**DO THIS**
Give the total number of lines with the word "cenās" in them, and no other words.
• • • • • • •
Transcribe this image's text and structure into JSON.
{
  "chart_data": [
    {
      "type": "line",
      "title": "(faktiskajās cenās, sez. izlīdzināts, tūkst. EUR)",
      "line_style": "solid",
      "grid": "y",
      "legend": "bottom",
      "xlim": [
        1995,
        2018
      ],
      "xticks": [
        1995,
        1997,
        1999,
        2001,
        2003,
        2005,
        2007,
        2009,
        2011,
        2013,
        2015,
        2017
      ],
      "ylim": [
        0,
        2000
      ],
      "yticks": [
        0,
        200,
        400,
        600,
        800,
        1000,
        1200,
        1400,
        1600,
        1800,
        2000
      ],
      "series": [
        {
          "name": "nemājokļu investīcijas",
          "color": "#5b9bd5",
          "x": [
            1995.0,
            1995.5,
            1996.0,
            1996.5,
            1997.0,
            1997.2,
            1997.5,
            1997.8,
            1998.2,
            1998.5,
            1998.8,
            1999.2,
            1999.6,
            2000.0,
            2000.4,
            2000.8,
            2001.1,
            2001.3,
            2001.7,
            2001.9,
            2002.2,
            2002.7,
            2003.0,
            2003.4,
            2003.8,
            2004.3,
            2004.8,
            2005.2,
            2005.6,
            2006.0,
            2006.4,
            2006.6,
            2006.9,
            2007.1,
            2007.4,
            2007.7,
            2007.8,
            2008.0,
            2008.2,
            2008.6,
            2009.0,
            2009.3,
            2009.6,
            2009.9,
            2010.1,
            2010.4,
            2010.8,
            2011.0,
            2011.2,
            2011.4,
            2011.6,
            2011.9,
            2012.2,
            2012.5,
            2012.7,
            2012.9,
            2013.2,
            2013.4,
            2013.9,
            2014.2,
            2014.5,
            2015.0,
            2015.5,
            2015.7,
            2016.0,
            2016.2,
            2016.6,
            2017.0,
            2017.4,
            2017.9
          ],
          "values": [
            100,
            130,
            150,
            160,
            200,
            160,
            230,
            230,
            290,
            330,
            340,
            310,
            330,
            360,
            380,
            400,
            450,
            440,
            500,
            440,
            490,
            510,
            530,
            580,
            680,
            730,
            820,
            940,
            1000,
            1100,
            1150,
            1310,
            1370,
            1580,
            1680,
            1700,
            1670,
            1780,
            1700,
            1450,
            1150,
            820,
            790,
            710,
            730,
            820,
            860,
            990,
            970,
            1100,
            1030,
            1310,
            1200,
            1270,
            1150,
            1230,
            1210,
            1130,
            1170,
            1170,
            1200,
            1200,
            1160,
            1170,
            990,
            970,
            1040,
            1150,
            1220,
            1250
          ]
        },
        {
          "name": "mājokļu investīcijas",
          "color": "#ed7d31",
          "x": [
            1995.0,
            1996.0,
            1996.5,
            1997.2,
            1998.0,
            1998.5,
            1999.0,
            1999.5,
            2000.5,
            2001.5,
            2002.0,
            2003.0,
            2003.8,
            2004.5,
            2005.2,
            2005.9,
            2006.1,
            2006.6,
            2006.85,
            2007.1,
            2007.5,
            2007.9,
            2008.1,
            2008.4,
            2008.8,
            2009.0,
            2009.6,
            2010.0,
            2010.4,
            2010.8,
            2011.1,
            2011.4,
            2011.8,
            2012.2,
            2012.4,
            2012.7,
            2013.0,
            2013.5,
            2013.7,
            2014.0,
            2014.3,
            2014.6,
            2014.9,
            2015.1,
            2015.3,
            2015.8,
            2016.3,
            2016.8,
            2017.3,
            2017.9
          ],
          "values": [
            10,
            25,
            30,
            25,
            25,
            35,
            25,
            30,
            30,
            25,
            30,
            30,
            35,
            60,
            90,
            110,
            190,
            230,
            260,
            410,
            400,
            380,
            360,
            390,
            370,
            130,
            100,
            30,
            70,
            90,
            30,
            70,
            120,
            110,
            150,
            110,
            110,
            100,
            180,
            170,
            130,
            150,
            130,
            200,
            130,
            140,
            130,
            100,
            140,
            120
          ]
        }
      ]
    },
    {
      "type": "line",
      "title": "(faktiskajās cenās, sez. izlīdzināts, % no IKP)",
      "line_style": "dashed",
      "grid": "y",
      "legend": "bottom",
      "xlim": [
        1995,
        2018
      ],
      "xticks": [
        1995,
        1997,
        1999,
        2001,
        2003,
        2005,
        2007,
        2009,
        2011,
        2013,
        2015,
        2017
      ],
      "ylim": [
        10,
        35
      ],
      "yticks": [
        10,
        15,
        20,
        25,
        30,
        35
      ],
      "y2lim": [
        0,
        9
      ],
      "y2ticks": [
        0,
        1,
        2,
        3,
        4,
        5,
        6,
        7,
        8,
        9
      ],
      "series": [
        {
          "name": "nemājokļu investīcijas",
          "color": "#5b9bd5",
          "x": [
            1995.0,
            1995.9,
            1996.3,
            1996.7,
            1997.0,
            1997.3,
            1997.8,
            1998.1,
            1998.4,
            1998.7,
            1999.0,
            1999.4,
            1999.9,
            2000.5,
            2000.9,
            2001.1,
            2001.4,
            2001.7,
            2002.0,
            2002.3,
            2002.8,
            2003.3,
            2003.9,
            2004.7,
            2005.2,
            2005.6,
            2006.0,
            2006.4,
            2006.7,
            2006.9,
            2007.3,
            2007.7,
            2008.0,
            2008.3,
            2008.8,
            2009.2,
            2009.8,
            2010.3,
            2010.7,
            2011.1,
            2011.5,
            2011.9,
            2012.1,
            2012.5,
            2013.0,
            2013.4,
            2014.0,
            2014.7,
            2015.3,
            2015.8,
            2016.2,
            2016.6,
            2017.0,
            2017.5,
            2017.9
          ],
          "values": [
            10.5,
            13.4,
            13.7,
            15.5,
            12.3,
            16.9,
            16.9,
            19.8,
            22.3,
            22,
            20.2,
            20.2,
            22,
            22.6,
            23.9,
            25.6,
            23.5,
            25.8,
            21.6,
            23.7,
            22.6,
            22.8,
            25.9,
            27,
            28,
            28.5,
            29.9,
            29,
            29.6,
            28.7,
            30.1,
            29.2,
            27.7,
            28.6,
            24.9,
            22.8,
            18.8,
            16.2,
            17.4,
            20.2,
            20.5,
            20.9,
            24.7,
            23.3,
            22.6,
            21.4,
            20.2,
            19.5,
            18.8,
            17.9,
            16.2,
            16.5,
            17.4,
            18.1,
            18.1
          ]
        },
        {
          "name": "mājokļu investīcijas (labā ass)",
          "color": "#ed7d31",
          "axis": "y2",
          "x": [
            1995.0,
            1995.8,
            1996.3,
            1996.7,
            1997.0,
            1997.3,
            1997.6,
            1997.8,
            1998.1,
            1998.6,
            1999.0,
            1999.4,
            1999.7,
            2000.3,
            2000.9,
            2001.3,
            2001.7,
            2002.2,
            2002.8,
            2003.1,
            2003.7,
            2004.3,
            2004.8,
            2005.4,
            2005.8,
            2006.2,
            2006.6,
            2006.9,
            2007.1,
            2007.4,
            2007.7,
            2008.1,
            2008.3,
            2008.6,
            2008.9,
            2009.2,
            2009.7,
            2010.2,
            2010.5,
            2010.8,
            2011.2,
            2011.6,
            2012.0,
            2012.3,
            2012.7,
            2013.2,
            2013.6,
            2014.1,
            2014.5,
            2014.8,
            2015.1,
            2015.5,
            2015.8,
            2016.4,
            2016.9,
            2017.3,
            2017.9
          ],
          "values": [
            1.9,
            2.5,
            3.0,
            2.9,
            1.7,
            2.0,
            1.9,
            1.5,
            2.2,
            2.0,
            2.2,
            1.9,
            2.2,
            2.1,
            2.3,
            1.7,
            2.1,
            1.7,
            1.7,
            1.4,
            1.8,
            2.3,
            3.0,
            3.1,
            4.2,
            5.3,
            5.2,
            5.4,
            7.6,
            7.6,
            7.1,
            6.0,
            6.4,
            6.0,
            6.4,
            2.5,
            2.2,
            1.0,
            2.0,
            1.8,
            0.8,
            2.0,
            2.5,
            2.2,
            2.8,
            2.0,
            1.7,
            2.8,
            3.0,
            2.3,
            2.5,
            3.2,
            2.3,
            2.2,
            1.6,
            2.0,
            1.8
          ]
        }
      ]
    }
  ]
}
• • • • • • •
**SOLUTION**
2